• [Task details]: Read the entries below and pull out each line with the string "found".

----- Raw records

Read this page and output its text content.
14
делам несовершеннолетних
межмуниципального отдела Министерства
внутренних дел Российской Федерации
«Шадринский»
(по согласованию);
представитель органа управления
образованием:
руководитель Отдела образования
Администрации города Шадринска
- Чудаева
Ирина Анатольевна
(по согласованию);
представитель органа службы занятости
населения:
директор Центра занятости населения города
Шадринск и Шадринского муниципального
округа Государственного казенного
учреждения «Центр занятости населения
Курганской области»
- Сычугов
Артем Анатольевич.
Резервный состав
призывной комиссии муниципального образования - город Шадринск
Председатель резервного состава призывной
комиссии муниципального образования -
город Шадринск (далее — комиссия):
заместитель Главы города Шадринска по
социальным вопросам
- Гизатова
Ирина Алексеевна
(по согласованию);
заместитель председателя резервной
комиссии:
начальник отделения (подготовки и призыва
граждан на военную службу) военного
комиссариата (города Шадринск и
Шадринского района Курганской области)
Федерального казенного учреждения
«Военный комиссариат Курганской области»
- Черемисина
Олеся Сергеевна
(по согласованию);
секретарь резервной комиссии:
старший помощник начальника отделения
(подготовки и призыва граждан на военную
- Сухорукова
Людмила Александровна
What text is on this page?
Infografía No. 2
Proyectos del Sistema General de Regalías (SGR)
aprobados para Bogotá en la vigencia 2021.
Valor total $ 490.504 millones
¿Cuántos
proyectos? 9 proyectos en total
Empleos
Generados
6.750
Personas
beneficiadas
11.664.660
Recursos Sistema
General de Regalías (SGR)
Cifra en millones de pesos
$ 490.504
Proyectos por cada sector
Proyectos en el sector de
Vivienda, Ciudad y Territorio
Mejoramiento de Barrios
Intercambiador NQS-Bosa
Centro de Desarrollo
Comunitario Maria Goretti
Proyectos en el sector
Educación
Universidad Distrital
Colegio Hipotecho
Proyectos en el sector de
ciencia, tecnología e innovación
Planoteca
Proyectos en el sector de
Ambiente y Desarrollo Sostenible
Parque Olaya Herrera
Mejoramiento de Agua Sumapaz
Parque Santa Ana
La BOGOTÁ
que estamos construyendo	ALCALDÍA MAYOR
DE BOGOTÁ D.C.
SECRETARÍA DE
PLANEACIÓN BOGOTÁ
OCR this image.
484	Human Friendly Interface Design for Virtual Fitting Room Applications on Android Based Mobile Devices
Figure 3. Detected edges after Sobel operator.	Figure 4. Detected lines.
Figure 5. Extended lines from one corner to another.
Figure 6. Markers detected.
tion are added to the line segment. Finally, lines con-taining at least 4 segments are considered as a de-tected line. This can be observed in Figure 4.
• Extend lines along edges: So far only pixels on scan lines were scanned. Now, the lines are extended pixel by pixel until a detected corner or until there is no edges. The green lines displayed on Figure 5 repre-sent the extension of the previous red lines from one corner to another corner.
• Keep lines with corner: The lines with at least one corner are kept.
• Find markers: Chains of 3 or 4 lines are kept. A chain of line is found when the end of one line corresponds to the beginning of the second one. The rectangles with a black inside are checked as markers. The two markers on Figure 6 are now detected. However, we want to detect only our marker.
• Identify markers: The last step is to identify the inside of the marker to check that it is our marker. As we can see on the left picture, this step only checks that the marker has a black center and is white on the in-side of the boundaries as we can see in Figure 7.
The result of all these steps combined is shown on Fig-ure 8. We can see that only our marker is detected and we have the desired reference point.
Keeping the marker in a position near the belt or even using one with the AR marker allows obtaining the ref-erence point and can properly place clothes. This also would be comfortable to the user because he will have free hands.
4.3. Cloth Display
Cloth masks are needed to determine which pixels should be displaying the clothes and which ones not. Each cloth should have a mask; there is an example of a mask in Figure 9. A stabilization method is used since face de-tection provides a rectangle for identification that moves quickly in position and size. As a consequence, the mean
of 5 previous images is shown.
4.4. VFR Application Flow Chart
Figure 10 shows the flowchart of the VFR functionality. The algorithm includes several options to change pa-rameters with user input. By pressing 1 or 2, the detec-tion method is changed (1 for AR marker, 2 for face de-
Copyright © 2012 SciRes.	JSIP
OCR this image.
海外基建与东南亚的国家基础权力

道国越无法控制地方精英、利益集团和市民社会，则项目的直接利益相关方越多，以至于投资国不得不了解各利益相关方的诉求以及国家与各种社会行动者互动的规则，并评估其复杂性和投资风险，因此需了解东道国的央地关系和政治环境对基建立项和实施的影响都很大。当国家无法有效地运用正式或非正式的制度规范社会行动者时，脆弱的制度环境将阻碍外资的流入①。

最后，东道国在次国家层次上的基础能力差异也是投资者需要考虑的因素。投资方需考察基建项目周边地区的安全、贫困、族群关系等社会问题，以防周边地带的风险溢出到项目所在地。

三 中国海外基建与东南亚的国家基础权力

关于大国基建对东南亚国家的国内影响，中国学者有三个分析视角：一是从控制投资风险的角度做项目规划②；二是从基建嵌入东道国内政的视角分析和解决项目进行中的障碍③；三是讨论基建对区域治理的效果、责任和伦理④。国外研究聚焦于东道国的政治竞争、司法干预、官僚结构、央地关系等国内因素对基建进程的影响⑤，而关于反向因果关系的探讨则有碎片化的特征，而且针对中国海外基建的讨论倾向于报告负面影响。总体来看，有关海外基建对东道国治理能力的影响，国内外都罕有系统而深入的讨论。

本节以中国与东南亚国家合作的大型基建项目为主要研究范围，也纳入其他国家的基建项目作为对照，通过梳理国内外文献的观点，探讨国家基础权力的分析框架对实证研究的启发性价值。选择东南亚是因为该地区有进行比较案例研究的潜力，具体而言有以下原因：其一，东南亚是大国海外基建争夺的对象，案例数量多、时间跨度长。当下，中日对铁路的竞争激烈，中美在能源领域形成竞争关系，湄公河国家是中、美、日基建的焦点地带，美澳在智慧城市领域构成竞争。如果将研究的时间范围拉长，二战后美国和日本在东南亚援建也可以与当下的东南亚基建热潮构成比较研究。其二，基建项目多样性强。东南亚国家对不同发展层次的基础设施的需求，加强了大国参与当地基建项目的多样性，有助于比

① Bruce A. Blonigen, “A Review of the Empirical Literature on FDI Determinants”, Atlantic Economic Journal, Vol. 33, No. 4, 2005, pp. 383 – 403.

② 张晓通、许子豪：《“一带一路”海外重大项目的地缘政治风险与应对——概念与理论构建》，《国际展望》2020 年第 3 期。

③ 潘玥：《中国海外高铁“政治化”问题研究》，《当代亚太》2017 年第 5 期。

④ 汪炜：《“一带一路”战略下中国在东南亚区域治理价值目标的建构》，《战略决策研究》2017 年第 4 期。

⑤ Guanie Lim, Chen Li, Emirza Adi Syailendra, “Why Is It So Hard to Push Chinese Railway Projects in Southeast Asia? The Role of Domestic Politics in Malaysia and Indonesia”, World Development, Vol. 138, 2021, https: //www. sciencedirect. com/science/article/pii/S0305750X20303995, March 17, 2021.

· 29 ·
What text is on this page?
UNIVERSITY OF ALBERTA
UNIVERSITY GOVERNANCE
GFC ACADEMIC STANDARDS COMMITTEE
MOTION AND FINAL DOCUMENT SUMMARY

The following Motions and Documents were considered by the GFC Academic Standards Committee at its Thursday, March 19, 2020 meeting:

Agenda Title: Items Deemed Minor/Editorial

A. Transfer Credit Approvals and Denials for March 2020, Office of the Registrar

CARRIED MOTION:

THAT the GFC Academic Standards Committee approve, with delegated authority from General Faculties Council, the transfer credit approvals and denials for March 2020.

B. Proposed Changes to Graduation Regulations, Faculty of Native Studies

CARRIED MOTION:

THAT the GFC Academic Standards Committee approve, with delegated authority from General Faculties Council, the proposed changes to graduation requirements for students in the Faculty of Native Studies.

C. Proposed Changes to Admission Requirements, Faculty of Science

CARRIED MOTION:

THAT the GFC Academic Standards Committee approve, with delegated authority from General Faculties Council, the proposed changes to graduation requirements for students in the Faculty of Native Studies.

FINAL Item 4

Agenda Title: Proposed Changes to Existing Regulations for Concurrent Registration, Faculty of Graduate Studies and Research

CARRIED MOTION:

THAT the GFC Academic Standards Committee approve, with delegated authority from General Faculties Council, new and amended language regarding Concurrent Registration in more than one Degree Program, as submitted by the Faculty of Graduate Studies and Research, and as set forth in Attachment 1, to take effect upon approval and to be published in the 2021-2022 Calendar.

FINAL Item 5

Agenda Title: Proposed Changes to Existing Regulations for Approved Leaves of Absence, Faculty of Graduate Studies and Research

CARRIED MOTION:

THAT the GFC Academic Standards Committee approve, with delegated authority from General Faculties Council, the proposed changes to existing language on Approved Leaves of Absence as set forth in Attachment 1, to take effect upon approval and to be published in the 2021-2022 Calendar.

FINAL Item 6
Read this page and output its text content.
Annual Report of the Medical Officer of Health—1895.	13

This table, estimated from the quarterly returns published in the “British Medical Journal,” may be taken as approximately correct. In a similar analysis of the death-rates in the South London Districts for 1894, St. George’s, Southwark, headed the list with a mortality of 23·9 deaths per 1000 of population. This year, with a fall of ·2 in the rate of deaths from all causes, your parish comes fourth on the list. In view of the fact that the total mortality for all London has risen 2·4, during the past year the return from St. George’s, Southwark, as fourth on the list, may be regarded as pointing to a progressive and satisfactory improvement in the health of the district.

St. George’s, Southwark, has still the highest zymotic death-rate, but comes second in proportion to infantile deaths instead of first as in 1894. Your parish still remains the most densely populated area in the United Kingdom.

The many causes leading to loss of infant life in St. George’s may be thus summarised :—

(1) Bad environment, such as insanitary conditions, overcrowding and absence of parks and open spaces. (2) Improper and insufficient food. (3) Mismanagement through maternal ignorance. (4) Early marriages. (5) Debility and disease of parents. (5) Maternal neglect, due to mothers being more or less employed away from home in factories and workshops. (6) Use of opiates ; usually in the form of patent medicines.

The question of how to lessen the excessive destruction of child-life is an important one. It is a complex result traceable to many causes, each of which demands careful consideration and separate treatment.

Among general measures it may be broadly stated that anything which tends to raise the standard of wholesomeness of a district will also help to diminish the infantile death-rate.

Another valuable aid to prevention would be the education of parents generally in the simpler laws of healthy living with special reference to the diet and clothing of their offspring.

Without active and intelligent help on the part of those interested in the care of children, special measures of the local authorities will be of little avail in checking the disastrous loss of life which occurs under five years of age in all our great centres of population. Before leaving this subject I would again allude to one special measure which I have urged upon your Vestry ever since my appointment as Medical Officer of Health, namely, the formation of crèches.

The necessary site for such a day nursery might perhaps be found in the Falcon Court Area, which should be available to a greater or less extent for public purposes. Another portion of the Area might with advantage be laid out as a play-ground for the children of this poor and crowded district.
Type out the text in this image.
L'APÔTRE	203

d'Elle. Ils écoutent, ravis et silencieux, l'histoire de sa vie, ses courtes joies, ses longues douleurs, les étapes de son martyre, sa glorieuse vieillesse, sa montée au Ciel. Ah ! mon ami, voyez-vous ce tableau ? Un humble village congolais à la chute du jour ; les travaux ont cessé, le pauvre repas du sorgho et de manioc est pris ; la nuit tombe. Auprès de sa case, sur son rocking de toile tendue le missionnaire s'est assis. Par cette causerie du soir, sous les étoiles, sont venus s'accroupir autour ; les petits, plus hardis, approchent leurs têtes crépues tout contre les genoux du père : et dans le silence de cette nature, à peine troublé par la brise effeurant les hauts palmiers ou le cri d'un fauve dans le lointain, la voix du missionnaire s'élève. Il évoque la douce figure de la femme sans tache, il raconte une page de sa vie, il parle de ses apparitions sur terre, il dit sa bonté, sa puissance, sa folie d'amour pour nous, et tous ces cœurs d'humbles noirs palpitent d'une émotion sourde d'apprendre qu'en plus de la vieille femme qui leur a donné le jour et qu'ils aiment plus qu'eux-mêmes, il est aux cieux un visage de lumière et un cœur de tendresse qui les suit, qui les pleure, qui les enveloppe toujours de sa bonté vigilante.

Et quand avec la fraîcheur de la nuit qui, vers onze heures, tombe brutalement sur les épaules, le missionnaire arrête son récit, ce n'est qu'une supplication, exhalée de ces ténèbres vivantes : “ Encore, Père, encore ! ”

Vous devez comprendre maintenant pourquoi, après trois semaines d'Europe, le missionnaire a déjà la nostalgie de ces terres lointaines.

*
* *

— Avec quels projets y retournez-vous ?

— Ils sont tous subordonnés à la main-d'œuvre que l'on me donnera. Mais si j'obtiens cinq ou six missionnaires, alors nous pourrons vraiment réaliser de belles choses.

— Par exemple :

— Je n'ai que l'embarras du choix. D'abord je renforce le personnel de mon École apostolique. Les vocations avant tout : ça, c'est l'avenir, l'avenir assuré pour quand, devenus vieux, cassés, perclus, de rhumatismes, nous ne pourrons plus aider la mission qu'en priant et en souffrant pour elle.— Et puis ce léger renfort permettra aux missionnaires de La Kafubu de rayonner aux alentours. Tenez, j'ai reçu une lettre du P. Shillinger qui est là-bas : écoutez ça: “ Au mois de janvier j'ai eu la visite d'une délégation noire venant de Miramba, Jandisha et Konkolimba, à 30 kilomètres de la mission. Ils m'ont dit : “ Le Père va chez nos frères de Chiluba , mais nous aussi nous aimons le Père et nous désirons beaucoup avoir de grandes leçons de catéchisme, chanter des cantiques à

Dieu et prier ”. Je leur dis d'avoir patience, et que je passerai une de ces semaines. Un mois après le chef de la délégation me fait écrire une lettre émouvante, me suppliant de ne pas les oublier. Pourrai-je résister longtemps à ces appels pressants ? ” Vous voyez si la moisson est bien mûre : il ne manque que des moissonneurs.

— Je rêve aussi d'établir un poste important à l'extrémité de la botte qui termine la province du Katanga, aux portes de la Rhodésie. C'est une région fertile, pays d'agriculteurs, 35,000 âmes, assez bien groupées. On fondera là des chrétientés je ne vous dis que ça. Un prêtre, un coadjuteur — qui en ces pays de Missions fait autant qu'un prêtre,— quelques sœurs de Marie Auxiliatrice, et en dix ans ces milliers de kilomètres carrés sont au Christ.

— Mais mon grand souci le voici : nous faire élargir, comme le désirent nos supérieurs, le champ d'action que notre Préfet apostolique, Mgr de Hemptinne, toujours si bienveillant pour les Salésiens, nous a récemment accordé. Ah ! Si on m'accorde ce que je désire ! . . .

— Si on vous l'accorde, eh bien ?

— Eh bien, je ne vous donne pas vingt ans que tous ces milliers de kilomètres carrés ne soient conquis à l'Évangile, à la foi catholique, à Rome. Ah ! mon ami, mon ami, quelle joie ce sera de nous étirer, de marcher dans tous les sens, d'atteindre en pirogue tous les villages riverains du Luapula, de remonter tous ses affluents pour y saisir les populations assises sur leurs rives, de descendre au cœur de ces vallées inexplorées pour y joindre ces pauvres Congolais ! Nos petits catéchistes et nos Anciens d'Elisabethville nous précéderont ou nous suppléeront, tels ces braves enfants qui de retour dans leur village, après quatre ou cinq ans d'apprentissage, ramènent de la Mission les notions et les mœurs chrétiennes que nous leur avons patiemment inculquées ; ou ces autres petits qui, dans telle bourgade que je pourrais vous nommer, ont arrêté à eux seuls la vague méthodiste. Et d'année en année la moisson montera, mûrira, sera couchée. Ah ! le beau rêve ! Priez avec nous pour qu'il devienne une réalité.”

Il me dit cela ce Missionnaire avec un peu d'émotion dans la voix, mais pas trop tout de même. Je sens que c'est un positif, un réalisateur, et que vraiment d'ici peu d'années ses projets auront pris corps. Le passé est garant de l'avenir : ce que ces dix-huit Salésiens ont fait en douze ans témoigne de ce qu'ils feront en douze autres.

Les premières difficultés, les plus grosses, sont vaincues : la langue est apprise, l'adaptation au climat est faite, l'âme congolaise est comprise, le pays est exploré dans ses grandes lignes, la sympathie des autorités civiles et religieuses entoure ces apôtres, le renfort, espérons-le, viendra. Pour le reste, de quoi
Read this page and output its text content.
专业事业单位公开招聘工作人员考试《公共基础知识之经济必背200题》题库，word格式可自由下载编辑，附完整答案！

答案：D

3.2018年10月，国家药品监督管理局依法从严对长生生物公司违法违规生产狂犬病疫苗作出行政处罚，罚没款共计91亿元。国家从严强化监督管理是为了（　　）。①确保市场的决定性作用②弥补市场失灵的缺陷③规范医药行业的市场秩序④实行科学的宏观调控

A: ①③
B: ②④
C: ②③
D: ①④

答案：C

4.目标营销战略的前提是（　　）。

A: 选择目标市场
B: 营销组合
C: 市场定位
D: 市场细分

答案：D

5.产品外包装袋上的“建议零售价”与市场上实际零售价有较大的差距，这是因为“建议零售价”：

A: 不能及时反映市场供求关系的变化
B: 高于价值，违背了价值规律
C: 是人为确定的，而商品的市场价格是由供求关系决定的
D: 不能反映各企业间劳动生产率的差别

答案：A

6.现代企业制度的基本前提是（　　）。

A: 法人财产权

----------

• [Answer]:
• Find markers: Chains of 3 or 4 lines are kept. A chain of line is found when the end of one line corresponds to the beginning of the second one. The rectangles with a black inside are checked as markers. The two markers on Figure 6 are now detected. However, we want to detect only our marker.
The necessary site for such a day nursery might perhaps be found in the Falcon Court Area, which should be available to a greater or less extent for public purposes. Another portion of the Area might with advantage be laid out as a play-ground for the children of this poor and crowded district.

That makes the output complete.